* **TASK DIRECTIONS**
Gather every line from the entries below that includes "EDWARD".

* **INPUT MATERIAL**
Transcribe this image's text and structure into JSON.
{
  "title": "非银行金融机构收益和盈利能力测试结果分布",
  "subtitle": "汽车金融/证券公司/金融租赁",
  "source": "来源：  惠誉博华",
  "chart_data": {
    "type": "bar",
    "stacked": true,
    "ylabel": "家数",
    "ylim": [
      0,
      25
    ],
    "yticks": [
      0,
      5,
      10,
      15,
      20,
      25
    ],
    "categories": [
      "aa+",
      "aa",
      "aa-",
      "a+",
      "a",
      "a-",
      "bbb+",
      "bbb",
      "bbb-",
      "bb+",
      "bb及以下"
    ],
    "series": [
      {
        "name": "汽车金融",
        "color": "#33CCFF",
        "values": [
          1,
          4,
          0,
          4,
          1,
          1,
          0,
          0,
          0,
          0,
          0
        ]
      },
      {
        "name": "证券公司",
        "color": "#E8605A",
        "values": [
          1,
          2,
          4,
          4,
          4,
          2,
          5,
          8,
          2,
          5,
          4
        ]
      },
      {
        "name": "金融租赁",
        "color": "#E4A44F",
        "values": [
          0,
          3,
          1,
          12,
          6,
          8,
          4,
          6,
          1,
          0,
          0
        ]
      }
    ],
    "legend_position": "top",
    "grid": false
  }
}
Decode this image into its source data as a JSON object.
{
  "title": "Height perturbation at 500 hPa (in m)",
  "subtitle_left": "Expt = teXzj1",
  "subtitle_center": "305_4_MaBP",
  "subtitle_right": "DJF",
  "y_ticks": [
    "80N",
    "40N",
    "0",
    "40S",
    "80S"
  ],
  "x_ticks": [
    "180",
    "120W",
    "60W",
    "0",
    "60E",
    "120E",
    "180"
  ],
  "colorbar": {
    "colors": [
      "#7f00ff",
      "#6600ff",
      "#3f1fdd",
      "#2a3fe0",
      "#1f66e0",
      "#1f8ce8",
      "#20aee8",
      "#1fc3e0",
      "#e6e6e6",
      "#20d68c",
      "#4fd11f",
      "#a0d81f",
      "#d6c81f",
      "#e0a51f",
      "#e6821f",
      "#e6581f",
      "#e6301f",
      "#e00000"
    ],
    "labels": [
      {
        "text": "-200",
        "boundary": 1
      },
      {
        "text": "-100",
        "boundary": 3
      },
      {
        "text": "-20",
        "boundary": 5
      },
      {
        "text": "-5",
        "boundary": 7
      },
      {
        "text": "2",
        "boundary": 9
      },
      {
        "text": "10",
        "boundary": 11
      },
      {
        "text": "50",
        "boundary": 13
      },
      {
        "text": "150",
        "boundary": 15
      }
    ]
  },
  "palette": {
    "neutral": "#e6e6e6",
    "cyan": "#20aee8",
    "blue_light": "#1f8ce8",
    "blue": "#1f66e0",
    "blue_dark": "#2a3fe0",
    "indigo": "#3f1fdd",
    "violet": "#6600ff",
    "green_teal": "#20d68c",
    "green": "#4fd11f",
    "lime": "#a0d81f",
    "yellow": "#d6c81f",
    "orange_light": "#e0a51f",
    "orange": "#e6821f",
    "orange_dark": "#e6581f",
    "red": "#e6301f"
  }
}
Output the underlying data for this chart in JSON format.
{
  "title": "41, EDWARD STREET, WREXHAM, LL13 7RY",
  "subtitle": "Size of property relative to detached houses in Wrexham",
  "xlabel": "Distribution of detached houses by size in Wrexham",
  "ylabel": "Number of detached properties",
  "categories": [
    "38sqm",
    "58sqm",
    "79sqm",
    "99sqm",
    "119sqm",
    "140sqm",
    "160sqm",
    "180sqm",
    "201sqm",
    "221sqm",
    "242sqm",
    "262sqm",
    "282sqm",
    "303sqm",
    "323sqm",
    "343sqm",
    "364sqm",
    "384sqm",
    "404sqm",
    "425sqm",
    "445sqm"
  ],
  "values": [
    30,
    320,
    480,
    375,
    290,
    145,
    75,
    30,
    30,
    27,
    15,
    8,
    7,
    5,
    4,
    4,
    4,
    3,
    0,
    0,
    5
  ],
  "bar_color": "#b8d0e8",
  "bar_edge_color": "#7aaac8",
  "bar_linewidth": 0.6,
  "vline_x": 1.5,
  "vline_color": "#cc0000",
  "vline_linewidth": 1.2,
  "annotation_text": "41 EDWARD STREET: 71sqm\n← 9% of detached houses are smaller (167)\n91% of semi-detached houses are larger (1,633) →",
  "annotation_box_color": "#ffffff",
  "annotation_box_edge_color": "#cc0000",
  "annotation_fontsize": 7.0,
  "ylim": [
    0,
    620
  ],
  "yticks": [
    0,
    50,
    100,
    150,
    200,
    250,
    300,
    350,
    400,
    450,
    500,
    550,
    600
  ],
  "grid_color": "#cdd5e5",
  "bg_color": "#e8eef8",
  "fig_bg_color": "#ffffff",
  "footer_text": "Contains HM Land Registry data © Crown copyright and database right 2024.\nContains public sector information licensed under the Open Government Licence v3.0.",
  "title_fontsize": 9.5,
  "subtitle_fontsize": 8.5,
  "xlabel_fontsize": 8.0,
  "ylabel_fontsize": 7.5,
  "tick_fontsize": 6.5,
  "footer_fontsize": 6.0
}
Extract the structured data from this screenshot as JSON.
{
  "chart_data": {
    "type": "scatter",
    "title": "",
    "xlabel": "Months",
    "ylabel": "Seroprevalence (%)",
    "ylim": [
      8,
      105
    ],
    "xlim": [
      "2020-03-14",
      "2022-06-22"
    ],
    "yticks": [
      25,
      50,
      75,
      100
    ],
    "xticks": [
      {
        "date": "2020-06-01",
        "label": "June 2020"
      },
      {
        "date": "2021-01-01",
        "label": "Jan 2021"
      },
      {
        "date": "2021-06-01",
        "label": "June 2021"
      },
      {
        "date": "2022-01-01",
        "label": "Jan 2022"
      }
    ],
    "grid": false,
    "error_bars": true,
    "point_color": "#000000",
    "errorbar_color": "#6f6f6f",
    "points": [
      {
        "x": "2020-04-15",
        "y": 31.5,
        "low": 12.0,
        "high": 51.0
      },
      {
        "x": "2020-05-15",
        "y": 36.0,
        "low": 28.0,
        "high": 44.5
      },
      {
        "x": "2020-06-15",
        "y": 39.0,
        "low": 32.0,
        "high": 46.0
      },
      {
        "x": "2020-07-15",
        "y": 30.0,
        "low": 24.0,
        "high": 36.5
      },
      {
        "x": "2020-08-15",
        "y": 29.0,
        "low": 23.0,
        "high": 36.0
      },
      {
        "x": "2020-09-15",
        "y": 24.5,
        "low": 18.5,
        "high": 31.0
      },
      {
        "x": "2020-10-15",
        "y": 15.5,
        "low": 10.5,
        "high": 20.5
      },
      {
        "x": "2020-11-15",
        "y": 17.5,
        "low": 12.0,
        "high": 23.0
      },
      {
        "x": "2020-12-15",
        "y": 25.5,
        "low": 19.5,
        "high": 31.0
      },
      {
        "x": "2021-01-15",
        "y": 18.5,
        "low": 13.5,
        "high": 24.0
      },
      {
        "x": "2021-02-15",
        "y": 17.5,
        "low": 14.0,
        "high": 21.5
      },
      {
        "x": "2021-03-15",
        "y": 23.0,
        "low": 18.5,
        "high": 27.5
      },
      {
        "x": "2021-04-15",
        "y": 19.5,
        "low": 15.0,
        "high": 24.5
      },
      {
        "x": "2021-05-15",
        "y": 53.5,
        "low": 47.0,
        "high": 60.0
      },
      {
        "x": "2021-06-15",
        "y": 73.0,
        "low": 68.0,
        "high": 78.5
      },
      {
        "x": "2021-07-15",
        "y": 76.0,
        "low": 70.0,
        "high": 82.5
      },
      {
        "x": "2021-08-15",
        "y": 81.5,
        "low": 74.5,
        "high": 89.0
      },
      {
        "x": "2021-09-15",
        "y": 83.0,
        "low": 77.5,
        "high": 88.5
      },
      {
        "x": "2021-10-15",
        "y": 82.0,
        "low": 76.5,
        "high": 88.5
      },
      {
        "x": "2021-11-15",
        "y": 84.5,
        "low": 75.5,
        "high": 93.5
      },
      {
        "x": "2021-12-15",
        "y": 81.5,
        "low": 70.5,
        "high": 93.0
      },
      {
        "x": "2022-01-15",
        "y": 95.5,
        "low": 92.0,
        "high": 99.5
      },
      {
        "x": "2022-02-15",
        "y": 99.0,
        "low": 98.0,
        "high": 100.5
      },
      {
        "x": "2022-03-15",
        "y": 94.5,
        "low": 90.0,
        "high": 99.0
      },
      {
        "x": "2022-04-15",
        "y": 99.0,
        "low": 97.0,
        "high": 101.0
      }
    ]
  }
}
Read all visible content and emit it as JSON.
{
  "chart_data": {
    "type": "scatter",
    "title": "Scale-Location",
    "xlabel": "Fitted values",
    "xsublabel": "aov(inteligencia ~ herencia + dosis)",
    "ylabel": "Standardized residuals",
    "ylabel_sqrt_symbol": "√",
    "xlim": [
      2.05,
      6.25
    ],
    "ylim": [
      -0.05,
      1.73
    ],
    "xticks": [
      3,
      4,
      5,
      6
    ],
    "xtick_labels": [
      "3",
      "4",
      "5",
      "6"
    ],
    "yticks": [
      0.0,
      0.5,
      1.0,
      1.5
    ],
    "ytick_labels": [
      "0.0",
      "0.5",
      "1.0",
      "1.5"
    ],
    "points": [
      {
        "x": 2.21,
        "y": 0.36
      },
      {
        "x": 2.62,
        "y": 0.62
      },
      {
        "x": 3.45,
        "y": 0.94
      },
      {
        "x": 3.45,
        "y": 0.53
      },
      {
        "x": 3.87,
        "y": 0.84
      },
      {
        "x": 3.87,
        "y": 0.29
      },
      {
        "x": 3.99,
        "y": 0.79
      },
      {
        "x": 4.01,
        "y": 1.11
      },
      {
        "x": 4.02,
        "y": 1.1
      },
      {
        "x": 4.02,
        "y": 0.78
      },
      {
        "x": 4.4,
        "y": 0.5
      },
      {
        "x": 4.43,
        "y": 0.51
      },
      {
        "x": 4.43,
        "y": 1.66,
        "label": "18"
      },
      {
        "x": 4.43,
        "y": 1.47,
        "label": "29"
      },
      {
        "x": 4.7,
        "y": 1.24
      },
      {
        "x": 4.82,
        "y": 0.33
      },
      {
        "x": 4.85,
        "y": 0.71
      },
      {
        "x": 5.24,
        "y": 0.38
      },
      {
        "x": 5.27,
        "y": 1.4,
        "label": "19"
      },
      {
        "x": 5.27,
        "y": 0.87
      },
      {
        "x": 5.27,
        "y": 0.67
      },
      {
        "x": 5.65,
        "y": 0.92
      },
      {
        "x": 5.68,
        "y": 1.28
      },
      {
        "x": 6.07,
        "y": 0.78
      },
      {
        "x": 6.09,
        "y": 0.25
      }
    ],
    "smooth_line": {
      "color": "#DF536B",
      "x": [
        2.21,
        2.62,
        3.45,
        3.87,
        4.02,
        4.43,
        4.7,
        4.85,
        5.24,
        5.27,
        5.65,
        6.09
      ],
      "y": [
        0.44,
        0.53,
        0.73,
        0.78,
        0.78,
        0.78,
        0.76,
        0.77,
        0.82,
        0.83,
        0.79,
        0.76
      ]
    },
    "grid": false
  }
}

* **WRITTEN SOLUTION**
  "title": "41, EDWARD STREET, WREXHAM, LL13 7RY",
  "annotation_text": "41 EDWARD STREET: 71sqm\n← 9% of detached houses are smaller (167)\n91% of semi-detached houses are larger (1,633) →",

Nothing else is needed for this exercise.